- Task goal
Leave out the pictures and copy each record below exactly.

==== Extracted information ====

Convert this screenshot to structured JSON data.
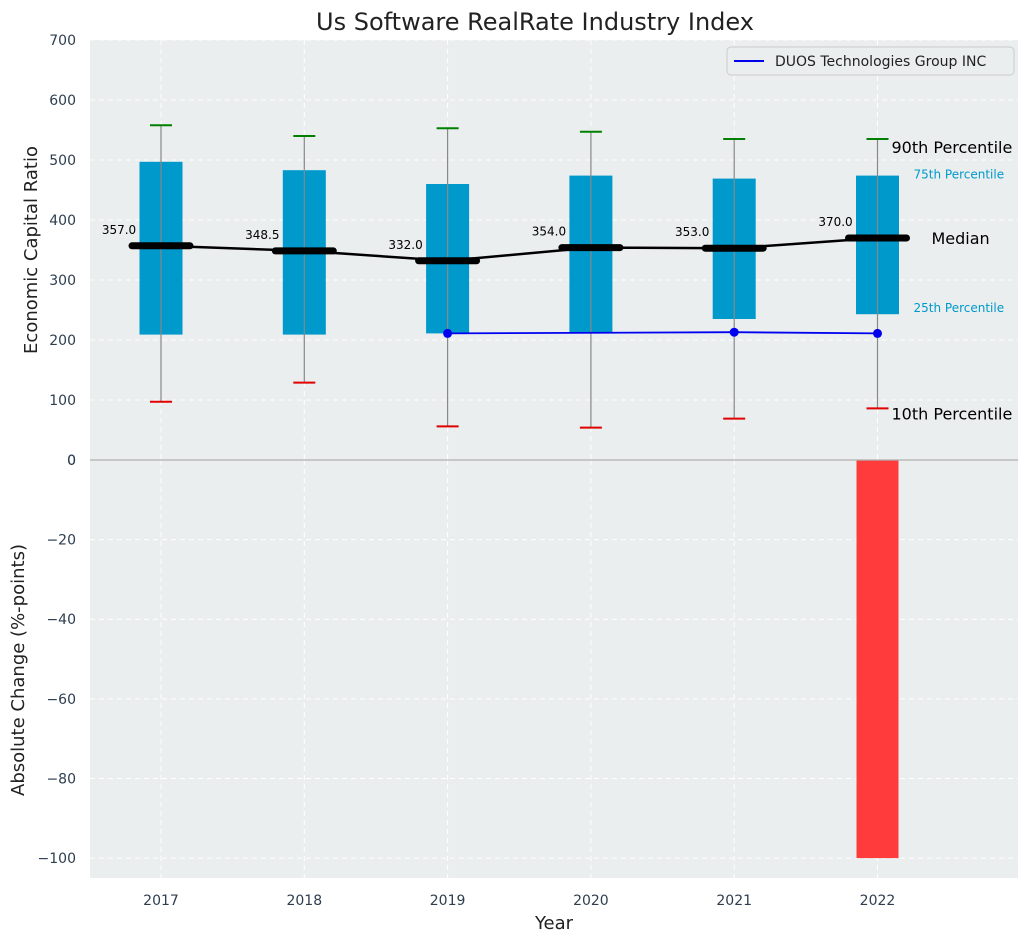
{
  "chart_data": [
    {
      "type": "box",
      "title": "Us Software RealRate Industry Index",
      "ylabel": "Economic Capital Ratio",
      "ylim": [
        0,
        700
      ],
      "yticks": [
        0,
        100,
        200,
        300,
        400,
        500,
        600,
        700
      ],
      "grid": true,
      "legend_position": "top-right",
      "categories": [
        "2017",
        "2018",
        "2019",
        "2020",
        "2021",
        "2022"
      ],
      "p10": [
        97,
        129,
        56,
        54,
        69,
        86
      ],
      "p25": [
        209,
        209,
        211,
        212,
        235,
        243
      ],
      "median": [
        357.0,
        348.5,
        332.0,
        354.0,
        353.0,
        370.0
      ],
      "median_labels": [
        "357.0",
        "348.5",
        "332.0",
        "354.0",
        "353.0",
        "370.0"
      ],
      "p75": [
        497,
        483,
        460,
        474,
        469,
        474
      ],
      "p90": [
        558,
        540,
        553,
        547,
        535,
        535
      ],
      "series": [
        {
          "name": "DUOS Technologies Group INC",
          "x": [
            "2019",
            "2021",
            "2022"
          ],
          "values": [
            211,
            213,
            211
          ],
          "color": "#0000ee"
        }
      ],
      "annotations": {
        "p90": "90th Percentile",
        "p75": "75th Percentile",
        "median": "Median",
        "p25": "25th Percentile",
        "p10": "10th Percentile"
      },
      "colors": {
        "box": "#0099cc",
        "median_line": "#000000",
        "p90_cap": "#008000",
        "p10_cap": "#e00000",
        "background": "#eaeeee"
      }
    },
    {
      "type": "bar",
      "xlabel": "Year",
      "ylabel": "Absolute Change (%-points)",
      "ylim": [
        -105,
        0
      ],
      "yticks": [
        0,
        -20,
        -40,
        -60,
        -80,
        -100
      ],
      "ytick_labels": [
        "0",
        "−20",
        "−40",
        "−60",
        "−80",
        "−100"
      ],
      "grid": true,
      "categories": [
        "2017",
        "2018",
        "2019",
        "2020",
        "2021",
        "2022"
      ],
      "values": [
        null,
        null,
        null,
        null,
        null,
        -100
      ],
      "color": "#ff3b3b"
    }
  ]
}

====

- Answer for this exercise
Convert this screenshot to structured JSON data.
{
  "chart_data": [
    {
      "type": "box",
      "title": "Us Software RealRate Industry Index",
      "ylabel": "Economic Capital Ratio",
      "ylim": [
        0,
        700
      ],
      "yticks": [
        0,
        100,
        200,
        300,
        400,
        500,
        600,
        700
      ],
      "grid": true,
      "legend_position": "top-right",
      "categories": [
        "2017",
        "2018",
        "2019",
        "2020",
        "2021",
        "2022"
      ],
      "p10": [
        97,
        129,
        56,
        54,
        69,
        86
      ],
      "p25": [
        209,
        209,
        211,
        212,
        235,
        243
      ],
      "median": [
        357.0,
        348.5,
        332.0,
        354.0,
        353.0,
        370.0
      ],
      "median_labels": [
        "357.0",
        "348.5",
        "332.0",
        "354.0",
        "353.0",
        "370.0"
      ],
      "p75": [
        497,
        483,
        460,
        474,
        469,
        474
      ],
      "p90": [
        558,
        540,
        553,
        547,
        535,
        535
      ],
      "series": [
        {
          "name": "DUOS Technologies Group INC",
          "x": [
            "2019",
            "2021",
            "2022"
          ],
          "values": [
            211,
            213,
            211
          ],
          "color": "#0000ee"
        }
      ],
      "annotations": {
        "p90": "90th Percentile",
        "p75": "75th Percentile",
        "median": "Median",
        "p25": "25th Percentile",
        "p10": "10th Percentile"
      },
      "colors": {
        "box": "#0099cc",
        "median_line": "#000000",
        "p90_cap": "#008000",
        "p10_cap": "#e00000",
        "background": "#eaeeee"
      }
    },
    {
      "type": "bar",
      "xlabel": "Year",
      "ylabel": "Absolute Change (%-points)",
      "ylim": [
        -105,
        0
      ],
      "yticks": [
        0,
        -20,
        -40,
        -60,
        -80,
        -100
      ],
      "ytick_labels": [
        "0",
        "−20",
        "−40",
        "−60",
        "−80",
        "−100"
      ],
      "grid": true,
      "categories": [
        "2017",
        "2018",
        "2019",
        "2020",
        "2021",
        "2022"
      ],
      "values": [
        null,
        null,
        null,
        null,
        null,
        -100
      ],
      "color": "#ff3b3b"
    }
  ]
}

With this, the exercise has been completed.